The Shul has set policy, we invite guests in and feel wonderful when they come. However, we respectfully ask they abide by the Shul policies.

Being a Mensch

There are some laws that our forefathers (the Avos) observed which preceded the Torah! That’s right! “Derech Eretz Kadma L’Torah” – and as Rav Yakov Kaminetzky zt”l explains there is a particular concept of “menschlekeit” (civility, politeness, decency) which the Avos understood and acted accordingly even before the giving of the Torah!

This is how Rav Yakov explains, “Derech Eretz” – “acting properly,” preceded the Torah.

As Rav Yakov quotes from Koheles (7:29) “Hashem created mankind upright,” (“yashar”- straight). Rav Yakov claims that there exists an innate sense of “correctness,” which Hashem embedded in all of us. The Avos were able to utilize this “yashrus” even before the giving of the Torah. (See Emes L’ Yakov Bereishis 14:14 and 37:12). We too have to utilize the sense of “yashrus” and menschlikeit here.

That is, in essence, what the Chazon Ish was answering Ben Gurion. If you have one person who has a burden (whether you agree with the burden or not) and the other fellow has no burden, and there is only one way to go – what is the proper, civil, menschliche thing to do? They both cannot have their way. Says the Torah, the man without the burden should be sensitive to he who has the burden. So too, the man who feels the obligation to mask should be given preference by the non-masker.

I no longer have an opinion on Corona. I am all “Coronad-out” – I don’t know who is right, and the answer has nothing to do with this essay. I am also not saying you need masks, or you don’t need masks. I am talking about something more fundamental. I am referring to a concept which preceded the Torah. And that is if there is only one way to go, the civil way to decide who gets ‘his’ way is for the unburdened to accommodate the burdened person. The Chazon Ish was explaining to Ben Gurion fundamental human moral law. It is something we all can relate to.

My dear friends, our Shul has gone through many discussions about the masking issue. Today, I am not discussing masking; I am talking about derech eretz. And the policy of the Shul is you must enter with a mask. That includes bochurim, women, and children. We are dealing with the topic of derech eretz, not the topic of whether masking is effective or not. Rather, we are trying to ascertain how a person who is a guest by someone else and the host requests the guest not to smoke, can the smoker claim, “There is no scientific evidence for second-hand smoking being dangerous and I am going to smoke in your home!” The host desperately says, “But wait, I think it is dangerous to my health, and we must come to a consensus now, so since you are my guest and it is my house, can you please act with derech eretz and not smoke?”

This is where we are. What I hold about COVID is irrelevant at this point. And deputizing people to police others was ineffective. So, therefore, I am just informing all of the Shul policy. The policy of Ahavas Israel made by the lay leadership with the approval of the Rabbinic leadership is that masks must be worn when you enter the building. The only time a mask may be removed is when you go into the Beis Medrash, sit down and begin to learn. However, as soon as you are in the lobby, you must wear your mask. These are the simple rules of Ahavas, which we ask all to follow. Including the bochurim.

There is one point in which I need help. Many seventh and eighth grade boys come to daven in the Shul, and some of them disregard the rule of wearing a mask. Perhaps they attended a camp where masks were not mandatory; maybe this is their way of “acting out” and feeling ‘big.’ I don’t know the reason. Unfortunately, I am saddened to report that it has caused a chillul Hashem. If you are the parents of a seventh or eighth grader who davens in Ahavas, be it in the morning or in the evening, please tell them I would like to have a chat with him or them. It would be a shame for such nice boys to go into Rosh Hashanah like this. May we all be privileged to see this pandemic disappear and we can all go to Yerushalayim!

> Task objective:
Determine whether each of the following statements agrees with the passage on derech eretz and the Shul's mask policy, answering yes or no and quoting the deciding words: (a) Under the Shul policy, a mask may be removed once a person goes into the Beis Medrash, sits down and begins to learn. (b) The mask policy was made by the Rabbinic leadership alone. (c) Deputizing people to police others proved effective.

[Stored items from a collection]
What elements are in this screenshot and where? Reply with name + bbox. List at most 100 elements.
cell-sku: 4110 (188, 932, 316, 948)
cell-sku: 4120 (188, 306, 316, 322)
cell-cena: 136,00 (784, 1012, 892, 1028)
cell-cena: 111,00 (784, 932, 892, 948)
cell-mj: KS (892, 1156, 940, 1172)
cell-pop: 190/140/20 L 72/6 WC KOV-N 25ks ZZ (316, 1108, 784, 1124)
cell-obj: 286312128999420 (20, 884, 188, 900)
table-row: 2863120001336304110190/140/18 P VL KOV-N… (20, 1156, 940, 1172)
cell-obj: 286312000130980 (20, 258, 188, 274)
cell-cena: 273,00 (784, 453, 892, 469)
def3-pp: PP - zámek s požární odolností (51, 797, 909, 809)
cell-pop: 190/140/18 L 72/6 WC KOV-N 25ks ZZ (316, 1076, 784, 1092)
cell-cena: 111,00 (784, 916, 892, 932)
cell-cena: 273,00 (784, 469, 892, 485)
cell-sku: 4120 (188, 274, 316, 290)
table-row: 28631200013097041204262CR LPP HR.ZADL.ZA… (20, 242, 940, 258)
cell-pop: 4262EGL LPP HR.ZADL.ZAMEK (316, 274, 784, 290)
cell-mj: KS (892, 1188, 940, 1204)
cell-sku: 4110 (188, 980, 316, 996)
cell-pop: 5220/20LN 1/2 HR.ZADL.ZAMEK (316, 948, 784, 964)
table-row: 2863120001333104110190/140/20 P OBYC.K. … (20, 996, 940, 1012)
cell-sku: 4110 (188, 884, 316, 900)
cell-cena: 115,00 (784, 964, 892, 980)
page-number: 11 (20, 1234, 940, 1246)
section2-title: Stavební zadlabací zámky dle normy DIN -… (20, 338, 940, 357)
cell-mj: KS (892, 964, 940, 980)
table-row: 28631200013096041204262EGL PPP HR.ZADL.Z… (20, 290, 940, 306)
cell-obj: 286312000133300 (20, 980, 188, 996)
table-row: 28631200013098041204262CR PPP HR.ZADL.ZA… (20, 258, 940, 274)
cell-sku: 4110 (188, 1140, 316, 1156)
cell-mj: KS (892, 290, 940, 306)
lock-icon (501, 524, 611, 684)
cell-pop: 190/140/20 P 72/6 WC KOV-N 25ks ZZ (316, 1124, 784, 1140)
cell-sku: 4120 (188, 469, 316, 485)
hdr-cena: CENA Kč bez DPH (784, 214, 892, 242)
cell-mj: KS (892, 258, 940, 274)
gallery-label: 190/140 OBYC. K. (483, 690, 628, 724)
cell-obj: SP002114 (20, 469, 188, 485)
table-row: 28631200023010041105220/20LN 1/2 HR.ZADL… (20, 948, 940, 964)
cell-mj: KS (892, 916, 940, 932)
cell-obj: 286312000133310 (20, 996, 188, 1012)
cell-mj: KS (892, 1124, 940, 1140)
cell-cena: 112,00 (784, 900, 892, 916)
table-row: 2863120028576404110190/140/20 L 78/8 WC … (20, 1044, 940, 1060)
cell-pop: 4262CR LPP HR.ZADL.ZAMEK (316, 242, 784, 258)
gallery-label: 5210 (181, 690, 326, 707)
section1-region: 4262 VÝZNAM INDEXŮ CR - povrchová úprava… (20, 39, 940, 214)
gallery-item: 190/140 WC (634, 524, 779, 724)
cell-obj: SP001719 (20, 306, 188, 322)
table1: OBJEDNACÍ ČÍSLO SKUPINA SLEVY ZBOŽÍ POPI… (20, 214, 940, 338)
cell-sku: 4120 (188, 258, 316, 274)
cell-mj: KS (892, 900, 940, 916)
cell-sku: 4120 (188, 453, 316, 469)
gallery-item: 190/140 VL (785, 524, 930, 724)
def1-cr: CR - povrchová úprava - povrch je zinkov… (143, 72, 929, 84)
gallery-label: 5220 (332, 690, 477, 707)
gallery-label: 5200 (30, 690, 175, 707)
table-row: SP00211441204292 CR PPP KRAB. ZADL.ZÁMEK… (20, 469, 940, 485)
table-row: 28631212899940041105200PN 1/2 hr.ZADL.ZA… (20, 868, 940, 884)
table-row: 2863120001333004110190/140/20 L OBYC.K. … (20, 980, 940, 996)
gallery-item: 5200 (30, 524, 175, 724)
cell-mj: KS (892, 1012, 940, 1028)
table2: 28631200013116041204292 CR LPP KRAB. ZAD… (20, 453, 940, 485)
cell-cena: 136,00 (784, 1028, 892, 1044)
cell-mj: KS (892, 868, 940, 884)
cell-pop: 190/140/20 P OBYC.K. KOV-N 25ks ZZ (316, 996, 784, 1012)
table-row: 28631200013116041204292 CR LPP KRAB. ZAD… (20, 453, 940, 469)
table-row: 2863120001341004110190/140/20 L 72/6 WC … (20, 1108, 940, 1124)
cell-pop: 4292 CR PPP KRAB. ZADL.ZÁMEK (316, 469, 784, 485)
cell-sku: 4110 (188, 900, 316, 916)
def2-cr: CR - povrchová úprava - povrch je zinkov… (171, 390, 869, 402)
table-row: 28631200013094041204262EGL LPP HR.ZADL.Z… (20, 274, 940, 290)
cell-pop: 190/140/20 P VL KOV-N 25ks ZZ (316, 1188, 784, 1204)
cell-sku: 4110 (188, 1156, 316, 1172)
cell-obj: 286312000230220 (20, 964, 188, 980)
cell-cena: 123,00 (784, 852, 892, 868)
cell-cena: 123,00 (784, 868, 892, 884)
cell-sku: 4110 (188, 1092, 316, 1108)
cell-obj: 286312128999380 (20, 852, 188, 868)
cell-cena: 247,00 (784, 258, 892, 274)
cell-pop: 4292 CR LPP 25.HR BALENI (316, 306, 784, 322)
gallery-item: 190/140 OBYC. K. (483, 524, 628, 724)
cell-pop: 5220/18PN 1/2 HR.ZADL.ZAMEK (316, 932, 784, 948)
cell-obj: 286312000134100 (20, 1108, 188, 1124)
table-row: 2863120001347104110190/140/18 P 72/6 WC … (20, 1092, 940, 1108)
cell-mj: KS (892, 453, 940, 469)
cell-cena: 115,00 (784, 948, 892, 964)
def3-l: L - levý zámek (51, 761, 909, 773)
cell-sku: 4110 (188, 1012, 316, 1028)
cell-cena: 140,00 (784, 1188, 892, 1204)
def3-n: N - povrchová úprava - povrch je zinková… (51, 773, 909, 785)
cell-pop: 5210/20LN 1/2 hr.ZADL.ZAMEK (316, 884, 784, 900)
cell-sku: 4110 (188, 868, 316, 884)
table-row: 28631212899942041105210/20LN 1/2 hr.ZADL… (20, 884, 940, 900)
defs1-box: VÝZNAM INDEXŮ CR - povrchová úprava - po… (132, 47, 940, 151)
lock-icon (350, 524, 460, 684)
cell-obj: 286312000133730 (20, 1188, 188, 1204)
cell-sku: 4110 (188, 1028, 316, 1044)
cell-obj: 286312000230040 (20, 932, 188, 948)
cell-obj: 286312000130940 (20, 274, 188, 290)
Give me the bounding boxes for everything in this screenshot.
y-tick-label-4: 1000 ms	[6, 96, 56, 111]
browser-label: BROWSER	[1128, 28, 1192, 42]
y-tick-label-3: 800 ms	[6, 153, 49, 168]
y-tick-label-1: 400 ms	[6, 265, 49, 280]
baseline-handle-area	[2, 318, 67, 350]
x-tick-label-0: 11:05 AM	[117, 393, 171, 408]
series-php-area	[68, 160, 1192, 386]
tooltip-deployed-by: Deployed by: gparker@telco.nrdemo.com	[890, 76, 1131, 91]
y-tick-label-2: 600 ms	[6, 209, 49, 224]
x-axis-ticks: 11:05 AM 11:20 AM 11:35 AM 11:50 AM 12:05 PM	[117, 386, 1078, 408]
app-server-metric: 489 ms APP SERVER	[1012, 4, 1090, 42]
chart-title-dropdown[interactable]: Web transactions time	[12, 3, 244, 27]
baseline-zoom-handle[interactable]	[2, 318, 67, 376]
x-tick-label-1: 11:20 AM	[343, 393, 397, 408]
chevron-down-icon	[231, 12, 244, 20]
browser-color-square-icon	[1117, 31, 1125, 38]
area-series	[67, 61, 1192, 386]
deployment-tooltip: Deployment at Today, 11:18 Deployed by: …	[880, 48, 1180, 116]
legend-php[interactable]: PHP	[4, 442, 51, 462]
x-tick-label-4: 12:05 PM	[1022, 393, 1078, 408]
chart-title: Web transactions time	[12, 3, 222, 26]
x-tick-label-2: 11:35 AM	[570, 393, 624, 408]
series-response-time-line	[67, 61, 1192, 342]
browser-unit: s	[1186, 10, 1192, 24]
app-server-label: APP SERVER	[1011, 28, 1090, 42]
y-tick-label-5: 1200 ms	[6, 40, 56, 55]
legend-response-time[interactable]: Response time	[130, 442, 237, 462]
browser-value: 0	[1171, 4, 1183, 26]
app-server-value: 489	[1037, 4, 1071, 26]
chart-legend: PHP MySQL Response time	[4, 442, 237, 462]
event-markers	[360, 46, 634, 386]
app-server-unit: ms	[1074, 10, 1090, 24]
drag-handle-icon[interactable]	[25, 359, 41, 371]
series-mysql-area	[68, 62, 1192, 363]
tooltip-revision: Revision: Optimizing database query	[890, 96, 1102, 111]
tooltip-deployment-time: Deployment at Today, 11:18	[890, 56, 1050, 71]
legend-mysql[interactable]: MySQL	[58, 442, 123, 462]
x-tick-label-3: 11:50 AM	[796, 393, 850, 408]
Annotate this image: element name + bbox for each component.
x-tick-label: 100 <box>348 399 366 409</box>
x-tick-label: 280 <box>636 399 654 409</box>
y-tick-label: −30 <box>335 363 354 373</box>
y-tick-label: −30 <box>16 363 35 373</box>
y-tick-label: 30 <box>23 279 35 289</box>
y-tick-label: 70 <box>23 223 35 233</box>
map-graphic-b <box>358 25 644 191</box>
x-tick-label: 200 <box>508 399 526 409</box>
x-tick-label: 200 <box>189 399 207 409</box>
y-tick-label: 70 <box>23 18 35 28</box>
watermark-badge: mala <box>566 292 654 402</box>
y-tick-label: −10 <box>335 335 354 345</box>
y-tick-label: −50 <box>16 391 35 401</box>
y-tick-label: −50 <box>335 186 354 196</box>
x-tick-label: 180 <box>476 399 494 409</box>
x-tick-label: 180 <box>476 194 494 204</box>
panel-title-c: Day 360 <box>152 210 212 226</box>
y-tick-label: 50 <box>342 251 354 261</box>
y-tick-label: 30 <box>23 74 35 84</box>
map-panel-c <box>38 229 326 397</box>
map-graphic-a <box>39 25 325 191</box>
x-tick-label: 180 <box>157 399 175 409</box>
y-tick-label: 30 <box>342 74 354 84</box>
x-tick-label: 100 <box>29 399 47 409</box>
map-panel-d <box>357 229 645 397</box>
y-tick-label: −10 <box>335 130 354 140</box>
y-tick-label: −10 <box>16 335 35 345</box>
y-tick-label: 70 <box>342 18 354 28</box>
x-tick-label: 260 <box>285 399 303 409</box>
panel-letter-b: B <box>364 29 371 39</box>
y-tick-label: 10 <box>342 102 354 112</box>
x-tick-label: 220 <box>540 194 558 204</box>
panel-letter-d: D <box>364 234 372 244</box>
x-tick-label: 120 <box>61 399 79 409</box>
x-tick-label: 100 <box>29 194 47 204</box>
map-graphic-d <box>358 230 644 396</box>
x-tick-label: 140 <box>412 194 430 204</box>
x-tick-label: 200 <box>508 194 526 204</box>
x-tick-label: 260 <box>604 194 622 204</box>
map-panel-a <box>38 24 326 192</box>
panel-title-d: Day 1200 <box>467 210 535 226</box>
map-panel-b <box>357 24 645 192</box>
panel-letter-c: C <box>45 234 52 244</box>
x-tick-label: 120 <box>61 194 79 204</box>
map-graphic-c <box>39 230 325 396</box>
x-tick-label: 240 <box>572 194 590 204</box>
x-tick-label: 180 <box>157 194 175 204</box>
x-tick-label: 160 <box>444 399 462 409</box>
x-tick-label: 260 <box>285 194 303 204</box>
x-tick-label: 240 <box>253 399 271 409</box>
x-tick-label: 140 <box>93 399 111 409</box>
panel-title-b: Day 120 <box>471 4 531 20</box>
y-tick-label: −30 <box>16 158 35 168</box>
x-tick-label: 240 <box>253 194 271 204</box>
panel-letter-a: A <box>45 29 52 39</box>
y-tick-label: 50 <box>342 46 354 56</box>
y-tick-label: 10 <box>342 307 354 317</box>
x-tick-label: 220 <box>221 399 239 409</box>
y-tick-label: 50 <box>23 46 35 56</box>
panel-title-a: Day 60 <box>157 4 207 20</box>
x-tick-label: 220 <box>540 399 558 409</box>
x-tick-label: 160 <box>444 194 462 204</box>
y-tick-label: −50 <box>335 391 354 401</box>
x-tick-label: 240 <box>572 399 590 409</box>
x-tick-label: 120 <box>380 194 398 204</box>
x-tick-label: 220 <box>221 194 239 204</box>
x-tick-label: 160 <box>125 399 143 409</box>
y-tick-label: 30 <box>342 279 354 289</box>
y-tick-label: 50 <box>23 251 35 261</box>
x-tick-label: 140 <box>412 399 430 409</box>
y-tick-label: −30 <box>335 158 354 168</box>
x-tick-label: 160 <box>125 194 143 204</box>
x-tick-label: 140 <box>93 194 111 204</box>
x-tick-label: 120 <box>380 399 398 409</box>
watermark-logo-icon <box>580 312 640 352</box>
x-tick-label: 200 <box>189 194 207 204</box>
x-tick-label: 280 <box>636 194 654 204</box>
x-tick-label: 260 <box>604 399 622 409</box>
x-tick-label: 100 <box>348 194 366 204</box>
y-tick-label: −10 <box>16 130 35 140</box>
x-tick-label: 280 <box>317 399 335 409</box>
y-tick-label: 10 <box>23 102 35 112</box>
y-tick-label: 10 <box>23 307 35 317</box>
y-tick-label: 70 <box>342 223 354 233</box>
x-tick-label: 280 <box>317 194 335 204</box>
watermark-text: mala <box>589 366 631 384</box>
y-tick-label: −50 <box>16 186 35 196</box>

> Answer space:
(a) Yes: "The only time a mask may be removed is when you go into the Beis Medrash, sit down and begin to learn."
(b) No: "made by the lay leadership with the approval of the Rabbinic leadership"
(c) No: "deputizing people to police others was ineffective."